__Your objective__
Return all lines from the listing below in which the string "Option" occurs.

Extracts from a graphics dataset:
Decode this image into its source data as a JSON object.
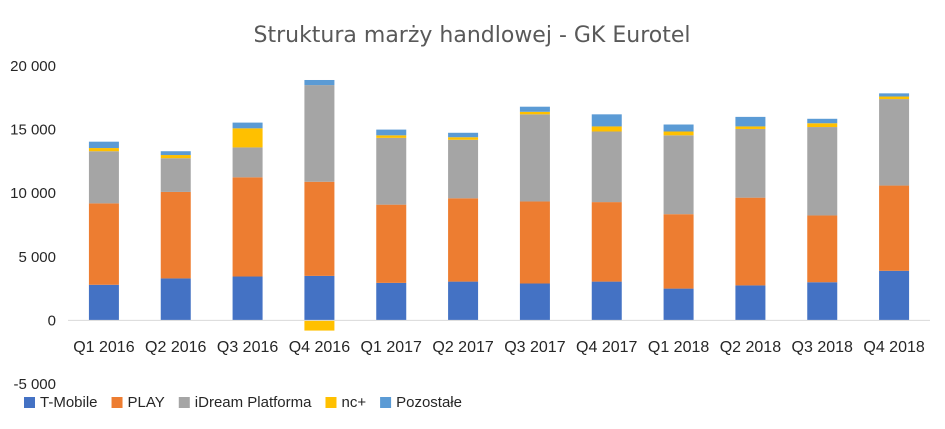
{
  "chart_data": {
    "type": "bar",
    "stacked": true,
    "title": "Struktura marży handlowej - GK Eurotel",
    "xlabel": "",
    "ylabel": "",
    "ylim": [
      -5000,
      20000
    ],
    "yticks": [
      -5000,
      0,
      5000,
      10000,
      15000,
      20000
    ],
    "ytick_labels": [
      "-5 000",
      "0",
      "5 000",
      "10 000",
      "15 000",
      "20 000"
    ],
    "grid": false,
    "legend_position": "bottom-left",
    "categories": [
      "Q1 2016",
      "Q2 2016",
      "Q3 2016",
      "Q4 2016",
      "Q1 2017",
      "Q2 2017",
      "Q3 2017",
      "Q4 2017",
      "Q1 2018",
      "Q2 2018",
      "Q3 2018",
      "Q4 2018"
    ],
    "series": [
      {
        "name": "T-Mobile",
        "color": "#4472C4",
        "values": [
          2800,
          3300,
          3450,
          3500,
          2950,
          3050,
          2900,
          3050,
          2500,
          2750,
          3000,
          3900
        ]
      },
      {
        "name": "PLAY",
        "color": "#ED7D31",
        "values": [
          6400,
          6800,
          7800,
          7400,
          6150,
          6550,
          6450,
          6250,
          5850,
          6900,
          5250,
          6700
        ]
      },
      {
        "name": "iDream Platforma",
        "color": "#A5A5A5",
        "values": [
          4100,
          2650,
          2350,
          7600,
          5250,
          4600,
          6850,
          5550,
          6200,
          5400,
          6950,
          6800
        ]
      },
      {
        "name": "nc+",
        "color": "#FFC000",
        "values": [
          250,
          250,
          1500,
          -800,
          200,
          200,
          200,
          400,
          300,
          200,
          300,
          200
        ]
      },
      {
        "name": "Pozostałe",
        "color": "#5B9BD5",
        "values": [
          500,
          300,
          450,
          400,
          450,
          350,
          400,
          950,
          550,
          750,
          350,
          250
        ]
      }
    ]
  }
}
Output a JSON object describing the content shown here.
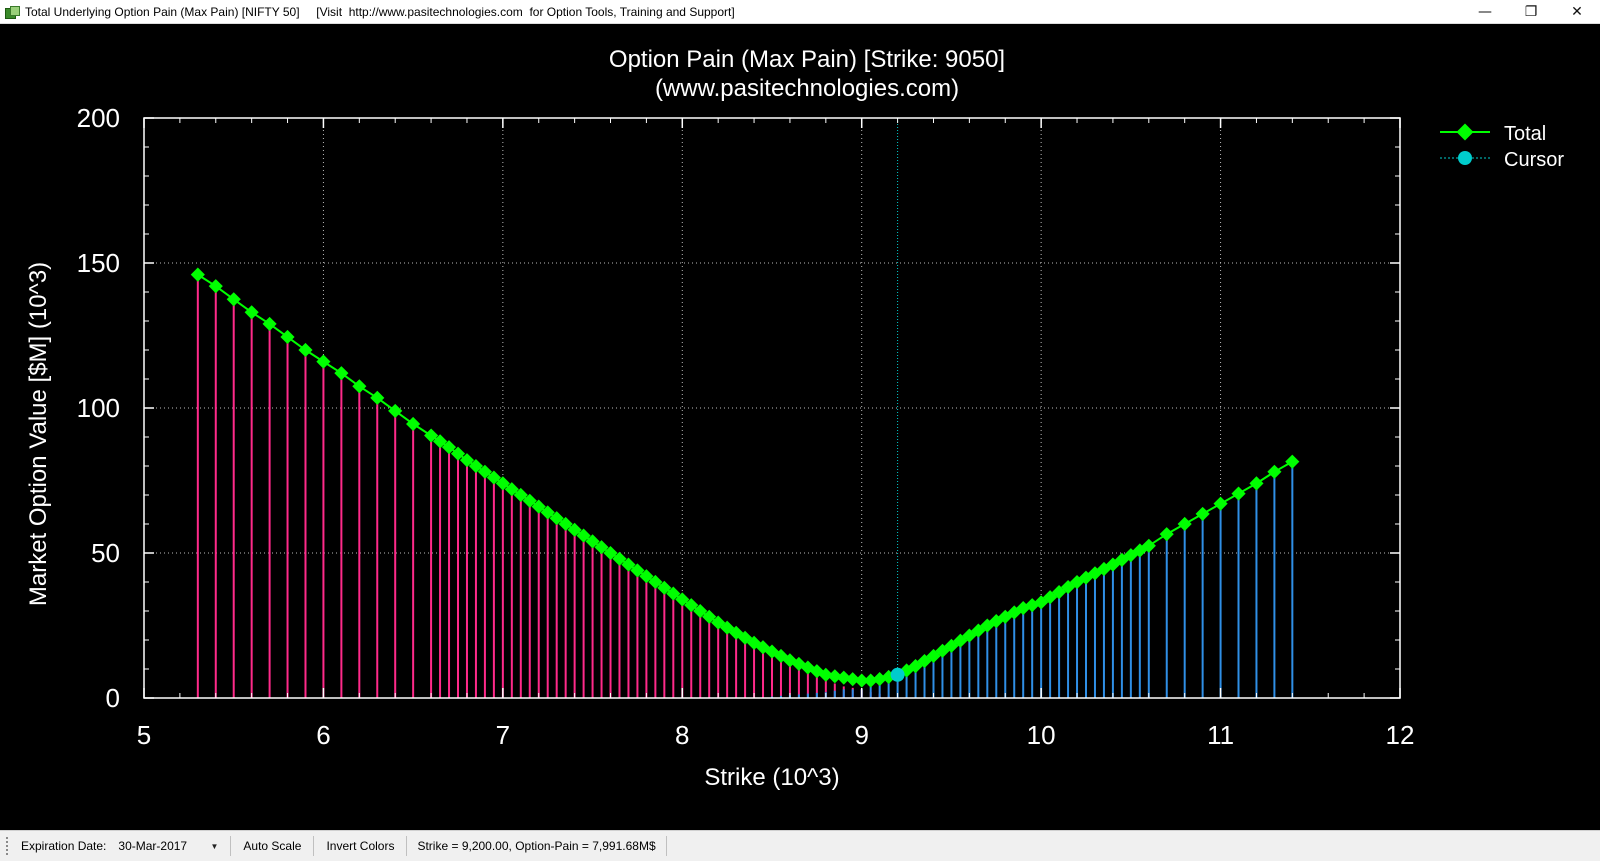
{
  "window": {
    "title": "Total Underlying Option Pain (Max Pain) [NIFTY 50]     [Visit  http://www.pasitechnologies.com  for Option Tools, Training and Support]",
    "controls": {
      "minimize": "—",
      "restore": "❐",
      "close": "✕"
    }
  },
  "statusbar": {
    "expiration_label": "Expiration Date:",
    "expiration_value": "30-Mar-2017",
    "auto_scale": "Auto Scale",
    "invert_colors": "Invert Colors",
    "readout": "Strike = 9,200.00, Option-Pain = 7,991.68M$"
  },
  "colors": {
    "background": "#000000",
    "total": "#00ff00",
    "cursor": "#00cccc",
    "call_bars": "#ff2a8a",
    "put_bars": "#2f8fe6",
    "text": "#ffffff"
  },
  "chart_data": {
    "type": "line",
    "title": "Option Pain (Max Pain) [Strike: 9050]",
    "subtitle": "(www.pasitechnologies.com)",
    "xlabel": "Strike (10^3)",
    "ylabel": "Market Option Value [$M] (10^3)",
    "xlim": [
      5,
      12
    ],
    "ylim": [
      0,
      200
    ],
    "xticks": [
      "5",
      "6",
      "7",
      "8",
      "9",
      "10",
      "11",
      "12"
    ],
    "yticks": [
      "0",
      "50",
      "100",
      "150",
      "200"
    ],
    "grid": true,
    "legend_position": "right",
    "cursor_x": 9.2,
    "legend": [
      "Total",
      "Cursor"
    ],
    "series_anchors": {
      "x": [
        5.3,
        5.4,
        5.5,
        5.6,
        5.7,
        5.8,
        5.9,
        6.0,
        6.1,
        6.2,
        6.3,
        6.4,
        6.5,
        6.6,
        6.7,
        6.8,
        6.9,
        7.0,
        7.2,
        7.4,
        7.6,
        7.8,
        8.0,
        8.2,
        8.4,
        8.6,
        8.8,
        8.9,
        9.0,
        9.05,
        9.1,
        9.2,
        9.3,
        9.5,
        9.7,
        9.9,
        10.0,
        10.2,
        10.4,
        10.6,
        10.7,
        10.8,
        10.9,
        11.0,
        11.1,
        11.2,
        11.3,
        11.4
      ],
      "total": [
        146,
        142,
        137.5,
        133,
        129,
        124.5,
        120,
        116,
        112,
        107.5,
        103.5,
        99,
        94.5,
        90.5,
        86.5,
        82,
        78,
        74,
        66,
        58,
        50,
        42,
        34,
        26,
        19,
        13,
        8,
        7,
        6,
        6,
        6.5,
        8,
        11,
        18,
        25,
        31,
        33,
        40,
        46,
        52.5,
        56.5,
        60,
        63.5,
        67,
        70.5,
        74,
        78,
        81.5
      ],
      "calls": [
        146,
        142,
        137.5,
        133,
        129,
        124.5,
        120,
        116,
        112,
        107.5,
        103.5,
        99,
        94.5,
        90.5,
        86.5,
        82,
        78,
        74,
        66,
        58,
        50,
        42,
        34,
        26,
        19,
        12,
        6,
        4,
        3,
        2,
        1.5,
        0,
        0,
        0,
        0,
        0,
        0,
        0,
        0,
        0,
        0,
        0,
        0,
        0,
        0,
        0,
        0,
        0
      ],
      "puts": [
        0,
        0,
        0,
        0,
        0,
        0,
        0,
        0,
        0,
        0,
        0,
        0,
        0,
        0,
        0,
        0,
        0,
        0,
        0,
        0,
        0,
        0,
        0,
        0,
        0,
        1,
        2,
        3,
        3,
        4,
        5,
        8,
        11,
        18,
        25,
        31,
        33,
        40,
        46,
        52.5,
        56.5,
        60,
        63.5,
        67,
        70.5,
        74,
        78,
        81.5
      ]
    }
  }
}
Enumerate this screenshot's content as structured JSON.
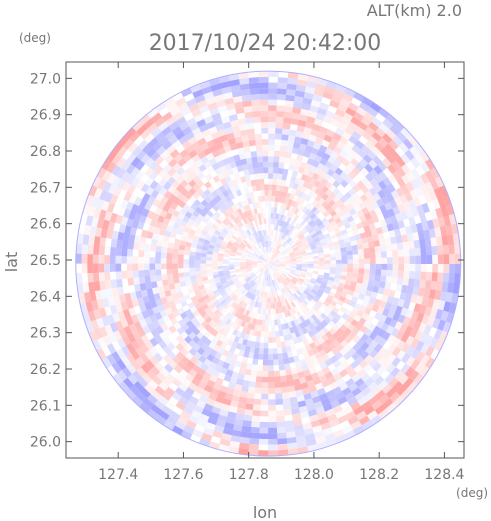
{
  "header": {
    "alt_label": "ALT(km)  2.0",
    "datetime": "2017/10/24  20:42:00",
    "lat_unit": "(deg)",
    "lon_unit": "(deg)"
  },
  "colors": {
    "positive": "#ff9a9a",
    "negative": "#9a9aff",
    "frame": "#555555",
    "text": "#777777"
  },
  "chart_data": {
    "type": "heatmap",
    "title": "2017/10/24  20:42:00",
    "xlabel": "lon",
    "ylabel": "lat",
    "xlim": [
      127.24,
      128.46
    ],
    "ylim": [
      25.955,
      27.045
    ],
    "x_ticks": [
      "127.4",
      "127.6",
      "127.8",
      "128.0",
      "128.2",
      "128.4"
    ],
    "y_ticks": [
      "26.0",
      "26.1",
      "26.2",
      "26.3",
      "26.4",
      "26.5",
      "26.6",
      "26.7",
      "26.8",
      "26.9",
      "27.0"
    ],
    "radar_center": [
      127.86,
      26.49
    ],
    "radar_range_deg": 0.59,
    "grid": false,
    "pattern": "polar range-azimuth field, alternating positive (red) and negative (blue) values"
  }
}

__Correct answer__
    "title": "Total Underlying Option Pain (Max Pain) [NIFTY 50]     [Visit  http://www.pasitechnologies.com  for Option Tools, Training and Support]",
    "readout": "Strike = 9,200.00, Option-Pain = 7,991.68M$"
    "title": "Option Pain (Max Pain) [Strike: 9050]",
    "ylabel": "Market Option Value [$M] (10^3)",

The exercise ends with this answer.